* _Task description_
Quote the records that follow in full and exactly; leave out the pictures.

(Structured figure records)
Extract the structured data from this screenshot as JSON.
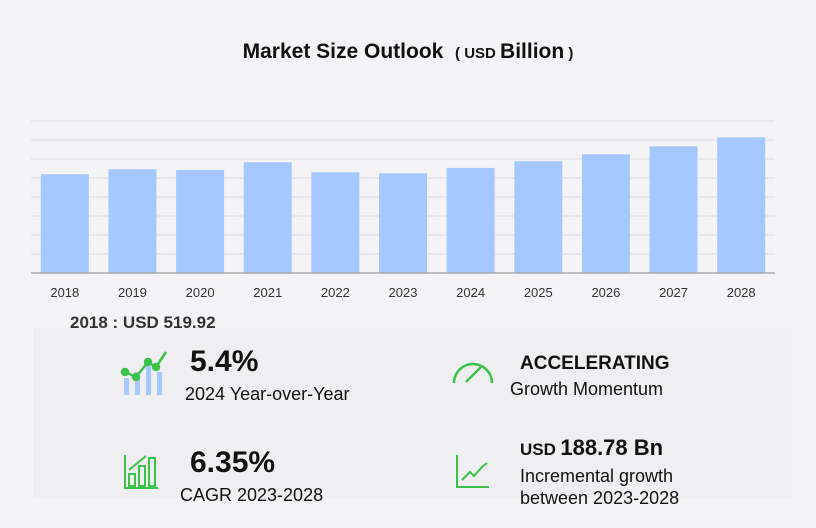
{
  "chart_data": {
    "type": "bar",
    "title": "Market Size Outlook",
    "unit_prefix": "USD",
    "unit": "Billion",
    "categories": [
      "2018",
      "2019",
      "2020",
      "2021",
      "2022",
      "2023",
      "2024",
      "2025",
      "2026",
      "2027",
      "2028"
    ],
    "values": [
      519.92,
      546,
      542,
      583,
      530,
      525,
      553,
      588,
      625,
      667,
      714
    ],
    "ylim": [
      0,
      800
    ],
    "grid": true,
    "xlabel": "",
    "ylabel": "",
    "bar_color": "#a4c8ff"
  },
  "base_label": "2018 : USD  519.92",
  "kpis": {
    "yoy_value": "5.4%",
    "yoy_label": "2024 Year-over-Year",
    "momentum_value": "ACCELERATING",
    "momentum_label": "Growth Momentum",
    "cagr_value": "6.35%",
    "cagr_label": "CAGR 2023-2028",
    "incr_prefix": "USD",
    "incr_value": "188.78 Bn",
    "incr_label1": "Incremental growth",
    "incr_label2": "between 2023-2028"
  },
  "icon_color": "#3cc14a"
}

* _Reply to the task_
Extract the structured data from this screenshot as JSON.
{
  "chart_data": {
    "type": "bar",
    "title": "Market Size Outlook",
    "unit_prefix": "USD",
    "unit": "Billion",
    "categories": [
      "2018",
      "2019",
      "2020",
      "2021",
      "2022",
      "2023",
      "2024",
      "2025",
      "2026",
      "2027",
      "2028"
    ],
    "values": [
      519.92,
      546,
      542,
      583,
      530,
      525,
      553,
      588,
      625,
      667,
      714
    ],
    "ylim": [
      0,
      800
    ],
    "grid": true,
    "xlabel": "",
    "ylabel": "",
    "bar_color": "#a4c8ff"
  },
  "base_label": "2018 : USD  519.92",
  "kpis": {
    "yoy_value": "5.4%",
    "yoy_label": "2024 Year-over-Year",
    "momentum_value": "ACCELERATING",
    "momentum_label": "Growth Momentum",
    "cagr_value": "6.35%",
    "cagr_label": "CAGR 2023-2028",
    "incr_prefix": "USD",
    "incr_value": "188.78 Bn",
    "incr_label1": "Incremental growth",
    "incr_label2": "between 2023-2028"
  },
  "icon_color": "#3cc14a"
}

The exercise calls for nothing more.